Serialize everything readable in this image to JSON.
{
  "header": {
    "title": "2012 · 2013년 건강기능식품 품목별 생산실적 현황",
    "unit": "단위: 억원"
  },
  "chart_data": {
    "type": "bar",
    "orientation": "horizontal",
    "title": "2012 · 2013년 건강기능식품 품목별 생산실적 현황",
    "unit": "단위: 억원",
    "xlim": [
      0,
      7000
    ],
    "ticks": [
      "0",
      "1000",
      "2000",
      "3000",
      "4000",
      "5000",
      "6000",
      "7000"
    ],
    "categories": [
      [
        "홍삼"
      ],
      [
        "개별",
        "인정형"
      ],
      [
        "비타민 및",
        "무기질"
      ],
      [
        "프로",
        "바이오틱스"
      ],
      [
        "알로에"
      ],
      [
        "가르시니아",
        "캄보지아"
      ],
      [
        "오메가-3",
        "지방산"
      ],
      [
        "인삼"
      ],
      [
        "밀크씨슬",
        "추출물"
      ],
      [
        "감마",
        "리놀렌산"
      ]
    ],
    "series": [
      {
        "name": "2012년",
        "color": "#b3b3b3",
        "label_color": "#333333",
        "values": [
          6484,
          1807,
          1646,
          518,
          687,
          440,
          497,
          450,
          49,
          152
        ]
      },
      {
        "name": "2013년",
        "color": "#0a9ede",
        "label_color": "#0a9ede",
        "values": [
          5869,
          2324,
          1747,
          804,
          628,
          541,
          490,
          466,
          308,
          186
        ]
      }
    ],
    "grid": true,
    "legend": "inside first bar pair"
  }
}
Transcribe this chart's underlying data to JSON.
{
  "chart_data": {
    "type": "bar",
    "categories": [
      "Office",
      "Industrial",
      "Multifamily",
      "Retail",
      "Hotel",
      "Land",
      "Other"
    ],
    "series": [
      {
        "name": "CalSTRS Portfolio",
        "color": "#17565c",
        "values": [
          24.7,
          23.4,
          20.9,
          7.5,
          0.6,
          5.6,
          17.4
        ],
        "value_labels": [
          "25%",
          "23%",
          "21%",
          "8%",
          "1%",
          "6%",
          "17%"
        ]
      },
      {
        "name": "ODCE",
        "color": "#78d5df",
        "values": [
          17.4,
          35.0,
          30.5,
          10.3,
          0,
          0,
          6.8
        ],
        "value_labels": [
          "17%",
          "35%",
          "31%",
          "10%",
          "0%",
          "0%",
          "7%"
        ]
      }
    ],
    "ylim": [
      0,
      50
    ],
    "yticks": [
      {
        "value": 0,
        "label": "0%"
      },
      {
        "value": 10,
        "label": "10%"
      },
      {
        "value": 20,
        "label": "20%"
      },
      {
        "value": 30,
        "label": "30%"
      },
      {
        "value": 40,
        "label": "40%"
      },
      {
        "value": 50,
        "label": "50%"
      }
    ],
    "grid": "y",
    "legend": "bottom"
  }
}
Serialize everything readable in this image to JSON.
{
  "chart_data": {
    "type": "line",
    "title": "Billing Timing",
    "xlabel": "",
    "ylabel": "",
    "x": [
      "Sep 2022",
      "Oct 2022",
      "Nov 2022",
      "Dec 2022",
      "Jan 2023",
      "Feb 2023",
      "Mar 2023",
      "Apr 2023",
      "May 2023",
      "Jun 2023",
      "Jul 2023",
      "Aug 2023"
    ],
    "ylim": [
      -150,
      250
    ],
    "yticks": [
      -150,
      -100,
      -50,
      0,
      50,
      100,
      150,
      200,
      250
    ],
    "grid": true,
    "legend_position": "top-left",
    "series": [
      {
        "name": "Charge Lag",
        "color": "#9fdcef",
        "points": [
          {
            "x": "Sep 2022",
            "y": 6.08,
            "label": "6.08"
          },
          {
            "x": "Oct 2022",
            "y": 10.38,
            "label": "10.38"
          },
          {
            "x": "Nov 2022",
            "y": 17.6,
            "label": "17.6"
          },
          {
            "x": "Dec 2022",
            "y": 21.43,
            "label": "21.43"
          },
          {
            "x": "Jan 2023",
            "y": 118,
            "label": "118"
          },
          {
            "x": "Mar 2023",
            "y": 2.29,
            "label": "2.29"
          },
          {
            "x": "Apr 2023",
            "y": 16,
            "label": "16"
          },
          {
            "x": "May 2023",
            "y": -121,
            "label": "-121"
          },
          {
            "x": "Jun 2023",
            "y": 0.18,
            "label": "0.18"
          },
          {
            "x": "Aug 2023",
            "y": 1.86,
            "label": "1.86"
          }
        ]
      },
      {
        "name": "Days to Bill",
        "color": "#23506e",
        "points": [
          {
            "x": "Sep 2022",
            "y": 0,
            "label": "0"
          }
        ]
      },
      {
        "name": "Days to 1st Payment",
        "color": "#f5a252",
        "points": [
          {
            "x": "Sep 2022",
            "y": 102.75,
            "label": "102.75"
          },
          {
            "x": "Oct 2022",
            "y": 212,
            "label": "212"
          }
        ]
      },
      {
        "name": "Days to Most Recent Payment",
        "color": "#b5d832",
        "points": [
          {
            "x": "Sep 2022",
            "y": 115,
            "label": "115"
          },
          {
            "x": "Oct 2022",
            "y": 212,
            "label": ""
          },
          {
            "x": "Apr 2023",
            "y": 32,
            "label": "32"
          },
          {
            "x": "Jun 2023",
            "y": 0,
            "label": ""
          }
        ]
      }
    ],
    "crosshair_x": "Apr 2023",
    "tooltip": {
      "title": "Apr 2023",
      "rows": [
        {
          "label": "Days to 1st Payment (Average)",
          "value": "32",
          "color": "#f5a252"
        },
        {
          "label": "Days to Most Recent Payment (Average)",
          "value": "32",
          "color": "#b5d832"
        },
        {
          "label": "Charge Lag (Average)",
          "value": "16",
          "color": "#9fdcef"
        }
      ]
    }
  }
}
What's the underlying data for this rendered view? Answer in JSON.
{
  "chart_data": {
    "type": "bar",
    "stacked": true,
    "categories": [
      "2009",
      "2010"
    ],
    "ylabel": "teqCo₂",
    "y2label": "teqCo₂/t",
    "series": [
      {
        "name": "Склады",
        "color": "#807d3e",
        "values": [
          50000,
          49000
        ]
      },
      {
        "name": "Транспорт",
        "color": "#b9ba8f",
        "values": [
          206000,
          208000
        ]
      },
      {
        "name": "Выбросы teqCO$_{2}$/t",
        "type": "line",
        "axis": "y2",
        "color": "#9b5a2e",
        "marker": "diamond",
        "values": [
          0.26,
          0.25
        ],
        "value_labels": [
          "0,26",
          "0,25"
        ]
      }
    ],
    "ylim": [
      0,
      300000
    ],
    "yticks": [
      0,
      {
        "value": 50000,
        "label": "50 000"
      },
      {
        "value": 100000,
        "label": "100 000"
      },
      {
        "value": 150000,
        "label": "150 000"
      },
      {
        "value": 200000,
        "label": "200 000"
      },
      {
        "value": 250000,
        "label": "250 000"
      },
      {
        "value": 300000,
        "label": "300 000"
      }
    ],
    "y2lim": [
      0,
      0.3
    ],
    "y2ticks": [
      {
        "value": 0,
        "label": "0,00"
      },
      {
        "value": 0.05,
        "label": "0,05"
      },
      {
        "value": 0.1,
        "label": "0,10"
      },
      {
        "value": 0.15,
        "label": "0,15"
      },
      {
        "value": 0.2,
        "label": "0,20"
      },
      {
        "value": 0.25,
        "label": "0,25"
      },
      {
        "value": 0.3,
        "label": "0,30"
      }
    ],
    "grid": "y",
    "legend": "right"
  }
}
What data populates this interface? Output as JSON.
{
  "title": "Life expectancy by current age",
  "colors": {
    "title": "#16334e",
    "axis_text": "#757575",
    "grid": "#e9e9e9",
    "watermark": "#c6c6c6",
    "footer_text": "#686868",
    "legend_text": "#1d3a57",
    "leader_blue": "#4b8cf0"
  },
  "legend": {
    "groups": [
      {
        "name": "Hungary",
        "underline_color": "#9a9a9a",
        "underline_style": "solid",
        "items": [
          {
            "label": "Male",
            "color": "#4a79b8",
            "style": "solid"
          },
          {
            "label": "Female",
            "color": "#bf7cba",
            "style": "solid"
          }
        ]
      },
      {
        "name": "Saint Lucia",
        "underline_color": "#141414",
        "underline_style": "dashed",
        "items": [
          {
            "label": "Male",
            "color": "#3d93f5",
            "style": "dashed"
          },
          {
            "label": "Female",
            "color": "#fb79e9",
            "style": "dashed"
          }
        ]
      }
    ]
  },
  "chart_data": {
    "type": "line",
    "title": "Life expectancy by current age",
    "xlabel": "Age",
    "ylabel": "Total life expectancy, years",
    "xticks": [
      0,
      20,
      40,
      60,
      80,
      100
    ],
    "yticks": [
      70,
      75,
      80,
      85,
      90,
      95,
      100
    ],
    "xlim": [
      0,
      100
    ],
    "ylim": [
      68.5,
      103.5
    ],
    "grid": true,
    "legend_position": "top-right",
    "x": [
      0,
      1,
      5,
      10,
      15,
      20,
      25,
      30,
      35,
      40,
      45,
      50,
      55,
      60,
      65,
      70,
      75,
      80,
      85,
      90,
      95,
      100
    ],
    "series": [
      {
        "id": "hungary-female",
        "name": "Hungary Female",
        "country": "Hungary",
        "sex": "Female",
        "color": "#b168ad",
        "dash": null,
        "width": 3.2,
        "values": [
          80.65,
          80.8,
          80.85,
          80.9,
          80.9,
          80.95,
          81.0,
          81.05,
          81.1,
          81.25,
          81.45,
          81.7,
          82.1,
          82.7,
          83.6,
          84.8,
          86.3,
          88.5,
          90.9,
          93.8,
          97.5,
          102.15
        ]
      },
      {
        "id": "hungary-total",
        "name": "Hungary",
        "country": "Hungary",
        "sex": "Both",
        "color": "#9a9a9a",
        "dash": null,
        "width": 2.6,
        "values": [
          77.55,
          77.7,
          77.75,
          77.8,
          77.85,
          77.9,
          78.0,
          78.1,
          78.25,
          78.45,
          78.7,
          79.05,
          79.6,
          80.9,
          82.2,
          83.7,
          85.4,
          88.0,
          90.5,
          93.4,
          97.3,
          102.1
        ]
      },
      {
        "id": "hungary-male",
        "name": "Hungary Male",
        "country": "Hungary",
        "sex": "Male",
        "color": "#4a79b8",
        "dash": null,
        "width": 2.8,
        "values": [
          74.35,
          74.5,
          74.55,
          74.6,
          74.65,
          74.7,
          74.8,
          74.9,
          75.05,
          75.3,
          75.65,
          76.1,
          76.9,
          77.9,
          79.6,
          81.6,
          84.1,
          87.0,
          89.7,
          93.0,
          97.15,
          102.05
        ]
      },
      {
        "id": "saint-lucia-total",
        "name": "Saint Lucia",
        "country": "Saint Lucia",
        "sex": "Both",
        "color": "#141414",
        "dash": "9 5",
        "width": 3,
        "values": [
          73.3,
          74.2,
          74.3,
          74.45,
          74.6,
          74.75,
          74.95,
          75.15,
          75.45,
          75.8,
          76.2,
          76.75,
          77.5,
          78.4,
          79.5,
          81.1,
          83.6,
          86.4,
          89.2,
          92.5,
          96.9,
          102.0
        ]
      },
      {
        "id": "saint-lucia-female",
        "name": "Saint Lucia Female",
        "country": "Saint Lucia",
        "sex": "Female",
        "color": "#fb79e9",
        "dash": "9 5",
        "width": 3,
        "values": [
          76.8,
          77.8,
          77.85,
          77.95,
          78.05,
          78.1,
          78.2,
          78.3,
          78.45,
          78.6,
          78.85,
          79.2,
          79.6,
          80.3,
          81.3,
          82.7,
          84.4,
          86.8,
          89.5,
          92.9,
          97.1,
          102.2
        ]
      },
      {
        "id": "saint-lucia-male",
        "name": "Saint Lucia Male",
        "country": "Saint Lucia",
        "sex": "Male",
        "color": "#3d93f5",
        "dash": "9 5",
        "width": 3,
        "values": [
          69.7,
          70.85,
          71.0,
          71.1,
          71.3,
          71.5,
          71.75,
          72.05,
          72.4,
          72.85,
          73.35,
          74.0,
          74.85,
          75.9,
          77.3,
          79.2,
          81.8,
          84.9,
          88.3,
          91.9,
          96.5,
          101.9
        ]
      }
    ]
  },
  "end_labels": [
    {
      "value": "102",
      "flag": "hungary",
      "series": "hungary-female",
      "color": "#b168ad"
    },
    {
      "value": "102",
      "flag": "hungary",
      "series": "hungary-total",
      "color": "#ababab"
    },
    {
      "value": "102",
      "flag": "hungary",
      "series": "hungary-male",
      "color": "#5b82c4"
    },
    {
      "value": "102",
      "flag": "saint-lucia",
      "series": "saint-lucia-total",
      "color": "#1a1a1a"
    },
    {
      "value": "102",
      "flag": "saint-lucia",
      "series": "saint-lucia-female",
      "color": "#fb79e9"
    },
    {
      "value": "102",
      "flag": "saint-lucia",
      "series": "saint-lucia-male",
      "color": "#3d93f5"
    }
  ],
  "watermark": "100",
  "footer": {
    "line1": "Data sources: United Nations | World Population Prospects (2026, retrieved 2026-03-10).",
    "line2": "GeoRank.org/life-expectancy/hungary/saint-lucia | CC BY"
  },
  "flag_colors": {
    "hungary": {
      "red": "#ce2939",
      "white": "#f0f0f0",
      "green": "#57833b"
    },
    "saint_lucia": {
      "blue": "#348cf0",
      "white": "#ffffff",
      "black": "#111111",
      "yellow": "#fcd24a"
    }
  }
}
^^^^^^^^^^^^^^^^
* YOUR OBJECTIVE:
In the records above, collect each line with "Payment".

* EXERCISE SOLUTION:
        "name": "Days to 1st Payment",
        "name": "Days to Most Recent Payment",
          "label": "Days to 1st Payment (Average)",
          "label": "Days to Most Recent Payment (Average)",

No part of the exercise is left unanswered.